- **GOAL**: Extract the lines that carry the string "NATO" from the listing.

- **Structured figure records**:
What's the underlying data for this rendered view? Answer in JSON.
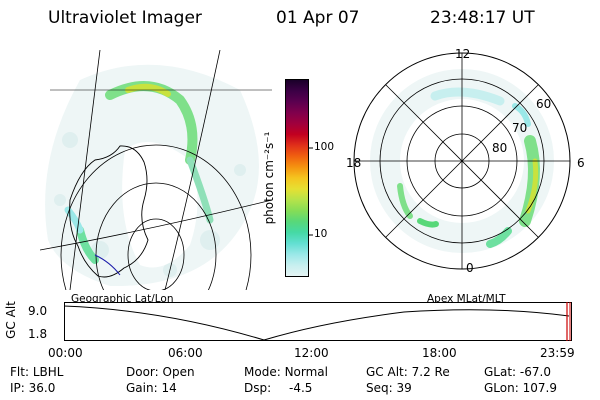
{
  "header": {
    "instrument": "Ultraviolet Imager",
    "date": "01 Apr 07",
    "time": "23:48:17 UT"
  },
  "colorbar": {
    "unit_label": "photon cm⁻²s⁻¹",
    "ticks": [
      "100",
      "10"
    ],
    "colors": [
      "#1a0029",
      "#3b0045",
      "#5b004f",
      "#80004c",
      "#a0003d",
      "#c20020",
      "#e0301a",
      "#f06010",
      "#f59310",
      "#f5c51f",
      "#e6e033",
      "#b6e34a",
      "#86dd56",
      "#58d879",
      "#45d9a5",
      "#62dfd2",
      "#9ae8e8",
      "#c7efef",
      "#e5f4f4"
    ]
  },
  "left_map": {
    "label": "Geographic Lat/Lon"
  },
  "right_map": {
    "label": "Apex MLat/MLT",
    "mlt_labels": {
      "top": "12",
      "left": "18",
      "right": "6",
      "bottom": "0"
    },
    "lat_labels": [
      "60",
      "70",
      "80"
    ]
  },
  "timeline": {
    "ylabel": "GC Alt",
    "yticks": [
      "9.0",
      "1.8"
    ],
    "xticks": [
      "00:00",
      "06:00",
      "12:00",
      "18:00",
      "23:59"
    ],
    "current_marker_color": "#cc0000"
  },
  "status": {
    "row1": [
      {
        "label": "Flt:",
        "value": "LBHL"
      },
      {
        "label": "Door:",
        "value": "Open"
      },
      {
        "label": "Mode:",
        "value": "Normal"
      },
      {
        "label": "GC Alt:",
        "value": "7.2 Re"
      },
      {
        "label": "GLat:",
        "value": "-67.0"
      }
    ],
    "row2": [
      {
        "label": "IP:",
        "value": "36.0"
      },
      {
        "label": "Gain:",
        "value": "14"
      },
      {
        "label": "Dsp:",
        "value": "-4.5"
      },
      {
        "label": "Seq:",
        "value": "39"
      },
      {
        "label": "GLon:",
        "value": "107.9"
      }
    ]
  }
}
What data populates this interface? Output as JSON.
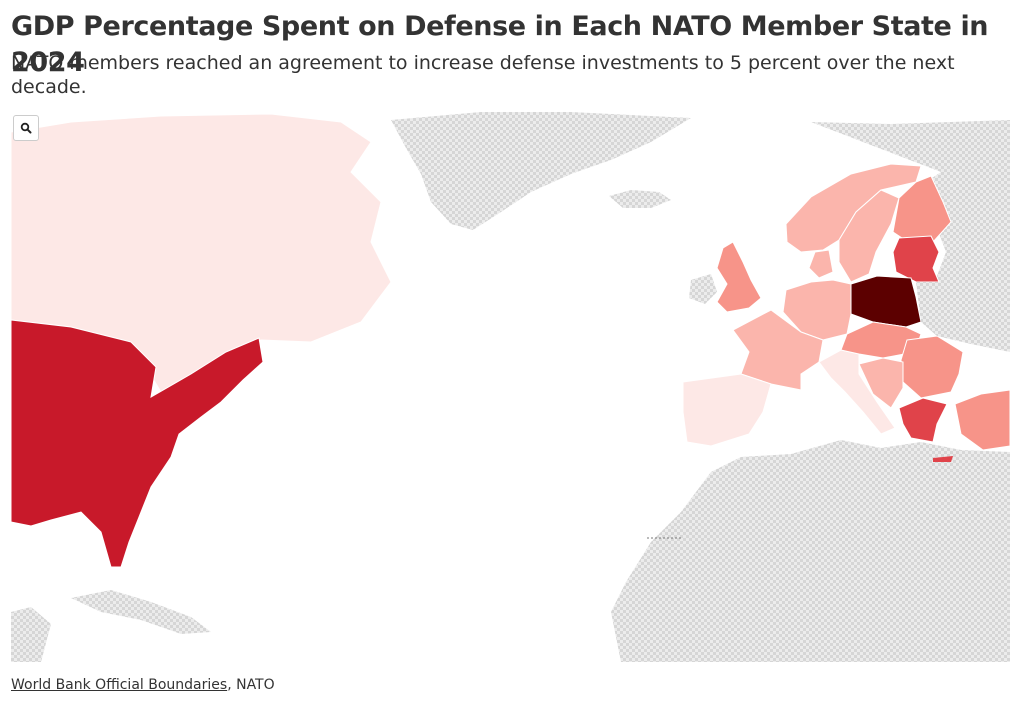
{
  "header": {
    "title": "GDP Percentage Spent on Defense in Each NATO Member State in 2024",
    "subtitle": "NATO members reached an agreement to increase defense investments to 5 percent over the next decade."
  },
  "toolbar": {
    "zoom_icon": "magnifier-icon"
  },
  "footer": {
    "source_link": "World Bank Official Boundaries",
    "source_separator": ", ",
    "source_other": "NATO"
  },
  "colors": {
    "no_data_pattern": "#d9d9d9",
    "level_very_low": "#fde8e6",
    "level_low": "#fbb5ac",
    "level_mid": "#f79489",
    "level_high": "#e0434a",
    "level_us": "#c8192a",
    "level_max": "#5c0000",
    "border": "#ffffff"
  }
}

- **TASK RESULT**:
    "title": "GDP Percentage Spent on Defense in Each NATO Member State in 2024",
    "subtitle": "NATO members reached an agreement to increase defense investments to 5 percent over the next decade."
    "source_other": "NATO"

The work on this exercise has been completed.